--- START ---

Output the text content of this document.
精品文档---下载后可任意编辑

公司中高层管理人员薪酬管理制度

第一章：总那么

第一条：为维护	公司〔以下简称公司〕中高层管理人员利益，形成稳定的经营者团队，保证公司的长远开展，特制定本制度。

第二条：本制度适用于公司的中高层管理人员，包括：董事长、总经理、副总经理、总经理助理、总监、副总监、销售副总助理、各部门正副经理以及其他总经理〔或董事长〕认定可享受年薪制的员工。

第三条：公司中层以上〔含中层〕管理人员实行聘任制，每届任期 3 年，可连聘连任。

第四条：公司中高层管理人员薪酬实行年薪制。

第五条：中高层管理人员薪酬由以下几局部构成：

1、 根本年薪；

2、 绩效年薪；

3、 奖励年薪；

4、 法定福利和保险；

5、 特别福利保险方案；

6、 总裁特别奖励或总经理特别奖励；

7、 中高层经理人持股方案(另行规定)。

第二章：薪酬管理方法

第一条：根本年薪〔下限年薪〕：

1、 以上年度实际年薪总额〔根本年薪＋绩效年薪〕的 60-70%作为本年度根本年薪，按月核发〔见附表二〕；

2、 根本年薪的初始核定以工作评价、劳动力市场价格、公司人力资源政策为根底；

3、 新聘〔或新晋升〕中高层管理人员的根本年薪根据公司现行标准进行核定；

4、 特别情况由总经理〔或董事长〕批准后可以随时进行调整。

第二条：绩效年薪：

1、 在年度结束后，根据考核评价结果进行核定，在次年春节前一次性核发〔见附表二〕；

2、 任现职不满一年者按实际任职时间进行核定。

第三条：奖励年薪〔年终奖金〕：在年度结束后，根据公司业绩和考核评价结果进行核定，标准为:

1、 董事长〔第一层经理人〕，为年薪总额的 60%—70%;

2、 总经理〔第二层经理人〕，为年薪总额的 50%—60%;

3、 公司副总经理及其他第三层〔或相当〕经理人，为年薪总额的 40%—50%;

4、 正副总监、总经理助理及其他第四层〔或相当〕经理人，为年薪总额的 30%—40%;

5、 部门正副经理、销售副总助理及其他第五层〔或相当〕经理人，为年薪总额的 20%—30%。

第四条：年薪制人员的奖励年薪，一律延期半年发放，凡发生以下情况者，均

--- END ---

→ Written instruction: In this exercise, repeat all entries exactly.

→ Solution:
Output the text content of this document.
精品文档---下载后可任意编辑

公司中高层管理人员薪酬管理制度

第一章：总那么

第一条：为维护	公司〔以下简称公司〕中高层管理人员利益，形成稳定的经营者团队，保证公司的长远开展，特制定本制度。

第二条：本制度适用于公司的中高层管理人员，包括：董事长、总经理、副总经理、总经理助理、总监、副总监、销售副总助理、各部门正副经理以及其他总经理〔或董事长〕认定可享受年薪制的员工。

第三条：公司中层以上〔含中层〕管理人员实行聘任制，每届任期 3 年，可连聘连任。

第四条：公司中高层管理人员薪酬实行年薪制。

第五条：中高层管理人员薪酬由以下几局部构成：

1、 根本年薪；

2、 绩效年薪；

3、 奖励年薪；

4、 法定福利和保险；

5、 特别福利保险方案；

6、 总裁特别奖励或总经理特别奖励；

7、 中高层经理人持股方案(另行规定)。

第二章：薪酬管理方法

第一条：根本年薪〔下限年薪〕：

1、 以上年度实际年薪总额〔根本年薪＋绩效年薪〕的 60-70%作为本年度根本年薪，按月核发〔见附表二〕；

2、 根本年薪的初始核定以工作评价、劳动力市场价格、公司人力资源政策为根底；

3、 新聘〔或新晋升〕中高层管理人员的根本年薪根据公司现行标准进行核定；

4、 特别情况由总经理〔或董事长〕批准后可以随时进行调整。

第二条：绩效年薪：

1、 在年度结束后，根据考核评价结果进行核定，在次年春节前一次性核发〔见附表二〕；

2、 任现职不满一年者按实际任职时间进行核定。

第三条：奖励年薪〔年终奖金〕：在年度结束后，根据公司业绩和考核评价结果进行核定，标准为:

1、 董事长〔第一层经理人〕，为年薪总额的 60%—70%;

2、 总经理〔第二层经理人〕，为年薪总额的 50%—60%;

3、 公司副总经理及其他第三层〔或相当〕经理人，为年薪总额的 40%—50%;

4、 正副总监、总经理助理及其他第四层〔或相当〕经理人，为年薪总额的 30%—40%;

5、 部门正副经理、销售副总助理及其他第五层〔或相当〕经理人，为年薪总额的 20%—30%。

第四条：年薪制人员的奖励年薪，一律延期半年发放，凡发生以下情况者，均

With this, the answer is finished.